What you need to do :: Take from the listing each line that has the string "معنی".
##### Given information #####
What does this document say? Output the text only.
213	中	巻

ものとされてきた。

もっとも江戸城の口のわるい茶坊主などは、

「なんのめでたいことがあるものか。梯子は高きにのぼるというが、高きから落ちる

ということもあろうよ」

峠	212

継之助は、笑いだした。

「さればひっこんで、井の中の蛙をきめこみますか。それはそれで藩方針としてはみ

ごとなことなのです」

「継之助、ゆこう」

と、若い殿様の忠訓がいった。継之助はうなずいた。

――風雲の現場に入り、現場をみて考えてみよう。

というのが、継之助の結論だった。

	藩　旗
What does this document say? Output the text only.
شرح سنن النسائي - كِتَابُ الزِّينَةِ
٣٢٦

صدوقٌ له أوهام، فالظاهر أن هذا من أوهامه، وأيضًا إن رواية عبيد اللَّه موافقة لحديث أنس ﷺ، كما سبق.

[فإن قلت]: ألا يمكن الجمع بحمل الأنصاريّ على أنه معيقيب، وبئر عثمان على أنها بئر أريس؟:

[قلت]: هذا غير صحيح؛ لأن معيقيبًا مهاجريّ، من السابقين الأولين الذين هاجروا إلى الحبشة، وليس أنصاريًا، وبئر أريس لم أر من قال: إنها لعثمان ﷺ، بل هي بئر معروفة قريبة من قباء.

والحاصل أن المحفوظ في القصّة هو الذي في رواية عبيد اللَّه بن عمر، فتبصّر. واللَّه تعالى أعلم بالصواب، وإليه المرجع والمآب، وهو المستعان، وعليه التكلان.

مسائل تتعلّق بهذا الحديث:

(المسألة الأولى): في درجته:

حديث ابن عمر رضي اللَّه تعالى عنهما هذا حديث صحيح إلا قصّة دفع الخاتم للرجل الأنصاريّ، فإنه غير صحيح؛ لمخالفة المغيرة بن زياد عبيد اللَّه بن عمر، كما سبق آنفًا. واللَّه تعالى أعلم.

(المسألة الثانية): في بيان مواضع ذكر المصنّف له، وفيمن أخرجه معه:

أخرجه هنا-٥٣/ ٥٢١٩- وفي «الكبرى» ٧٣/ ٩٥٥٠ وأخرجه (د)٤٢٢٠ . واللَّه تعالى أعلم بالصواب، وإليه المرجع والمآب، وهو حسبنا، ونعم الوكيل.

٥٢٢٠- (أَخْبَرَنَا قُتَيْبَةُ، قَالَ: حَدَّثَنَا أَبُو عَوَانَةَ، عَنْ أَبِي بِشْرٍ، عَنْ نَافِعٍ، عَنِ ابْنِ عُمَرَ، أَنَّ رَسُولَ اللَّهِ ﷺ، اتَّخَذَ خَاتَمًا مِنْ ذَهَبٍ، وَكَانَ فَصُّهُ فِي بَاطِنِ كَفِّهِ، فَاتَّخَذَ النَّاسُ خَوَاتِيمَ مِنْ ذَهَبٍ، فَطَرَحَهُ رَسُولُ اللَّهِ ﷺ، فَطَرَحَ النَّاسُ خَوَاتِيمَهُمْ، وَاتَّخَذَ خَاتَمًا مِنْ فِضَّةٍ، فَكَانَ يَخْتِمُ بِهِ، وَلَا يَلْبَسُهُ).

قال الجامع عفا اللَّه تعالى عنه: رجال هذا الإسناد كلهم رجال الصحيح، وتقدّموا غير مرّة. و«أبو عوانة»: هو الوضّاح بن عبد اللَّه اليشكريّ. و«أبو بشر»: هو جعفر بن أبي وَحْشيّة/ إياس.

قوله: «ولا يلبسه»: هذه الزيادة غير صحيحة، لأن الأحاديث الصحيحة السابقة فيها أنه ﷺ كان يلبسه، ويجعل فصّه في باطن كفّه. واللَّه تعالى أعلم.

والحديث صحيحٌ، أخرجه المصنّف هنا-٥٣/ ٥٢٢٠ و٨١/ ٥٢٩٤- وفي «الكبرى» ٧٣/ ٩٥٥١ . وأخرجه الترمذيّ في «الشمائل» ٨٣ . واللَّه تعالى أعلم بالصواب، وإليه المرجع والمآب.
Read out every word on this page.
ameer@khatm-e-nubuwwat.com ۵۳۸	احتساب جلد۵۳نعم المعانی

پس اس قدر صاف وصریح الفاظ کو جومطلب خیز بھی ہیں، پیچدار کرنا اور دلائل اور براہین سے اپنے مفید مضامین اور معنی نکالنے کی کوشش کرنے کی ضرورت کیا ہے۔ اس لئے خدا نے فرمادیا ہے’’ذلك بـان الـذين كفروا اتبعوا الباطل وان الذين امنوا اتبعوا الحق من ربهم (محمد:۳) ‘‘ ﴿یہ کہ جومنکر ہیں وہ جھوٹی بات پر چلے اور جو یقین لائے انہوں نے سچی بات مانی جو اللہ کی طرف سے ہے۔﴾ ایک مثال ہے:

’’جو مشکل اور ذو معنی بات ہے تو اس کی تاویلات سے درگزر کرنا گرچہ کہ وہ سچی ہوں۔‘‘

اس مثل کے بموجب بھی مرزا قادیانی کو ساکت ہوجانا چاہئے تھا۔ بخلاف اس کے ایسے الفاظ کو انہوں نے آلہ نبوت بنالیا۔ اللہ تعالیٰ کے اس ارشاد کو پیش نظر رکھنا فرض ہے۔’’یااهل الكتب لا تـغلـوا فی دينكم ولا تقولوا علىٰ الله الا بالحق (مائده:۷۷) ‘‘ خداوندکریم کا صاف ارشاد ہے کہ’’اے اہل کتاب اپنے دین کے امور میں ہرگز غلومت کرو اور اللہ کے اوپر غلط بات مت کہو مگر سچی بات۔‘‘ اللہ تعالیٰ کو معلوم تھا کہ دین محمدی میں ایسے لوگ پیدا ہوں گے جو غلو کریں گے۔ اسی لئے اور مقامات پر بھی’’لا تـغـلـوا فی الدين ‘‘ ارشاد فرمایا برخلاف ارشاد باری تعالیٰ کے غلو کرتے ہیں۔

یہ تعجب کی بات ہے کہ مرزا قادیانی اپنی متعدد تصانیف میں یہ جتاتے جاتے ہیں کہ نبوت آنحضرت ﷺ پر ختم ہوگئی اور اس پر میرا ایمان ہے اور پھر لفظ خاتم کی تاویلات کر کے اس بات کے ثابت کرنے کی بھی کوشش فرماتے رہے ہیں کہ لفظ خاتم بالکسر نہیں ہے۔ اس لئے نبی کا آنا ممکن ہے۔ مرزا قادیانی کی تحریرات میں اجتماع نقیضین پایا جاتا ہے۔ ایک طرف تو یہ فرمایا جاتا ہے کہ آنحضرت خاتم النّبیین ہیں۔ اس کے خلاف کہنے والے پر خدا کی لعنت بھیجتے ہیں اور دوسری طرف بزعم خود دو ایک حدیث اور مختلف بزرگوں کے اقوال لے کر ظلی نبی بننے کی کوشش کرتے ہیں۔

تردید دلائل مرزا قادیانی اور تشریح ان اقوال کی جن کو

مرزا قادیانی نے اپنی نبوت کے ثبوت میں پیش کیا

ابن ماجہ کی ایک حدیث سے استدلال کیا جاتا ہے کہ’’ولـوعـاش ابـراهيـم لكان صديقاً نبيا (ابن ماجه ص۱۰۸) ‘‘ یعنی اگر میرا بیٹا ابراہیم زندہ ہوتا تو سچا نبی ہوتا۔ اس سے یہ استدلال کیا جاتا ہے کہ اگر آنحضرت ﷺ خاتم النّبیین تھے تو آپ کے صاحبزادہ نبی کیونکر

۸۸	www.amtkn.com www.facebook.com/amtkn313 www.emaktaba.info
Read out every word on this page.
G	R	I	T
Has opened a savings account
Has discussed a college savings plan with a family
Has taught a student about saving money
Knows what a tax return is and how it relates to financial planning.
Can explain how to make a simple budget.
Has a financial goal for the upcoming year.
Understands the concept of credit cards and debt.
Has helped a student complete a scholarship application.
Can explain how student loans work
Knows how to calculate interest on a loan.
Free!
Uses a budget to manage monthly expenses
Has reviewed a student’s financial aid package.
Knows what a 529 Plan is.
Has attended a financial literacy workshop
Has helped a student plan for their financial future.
#####
Answer to this task ::
پس اس قدر صاف وصریح الفاظ کو جومطلب خیز بھی ہیں، پیچدار کرنا اور دلائل اور براہین سے اپنے مفید مضامین اور معنی نکالنے کی کوشش کرنے کی ضرورت کیا ہے۔ اس لئے خدا نے فرمادیا ہے’’ذلك بـان الـذين كفروا اتبعوا الباطل وان الذين امنوا اتبعوا الحق من ربهم (محمد:۳) ‘‘ ﴿یہ کہ جومنکر ہیں وہ جھوٹی بات پر چلے اور جو یقین لائے انہوں نے سچی بات مانی جو اللہ کی طرف سے ہے۔﴾ ایک مثال ہے:
’’جو مشکل اور ذو معنی بات ہے تو اس کی تاویلات سے درگزر کرنا گرچہ کہ وہ سچی ہوں۔‘‘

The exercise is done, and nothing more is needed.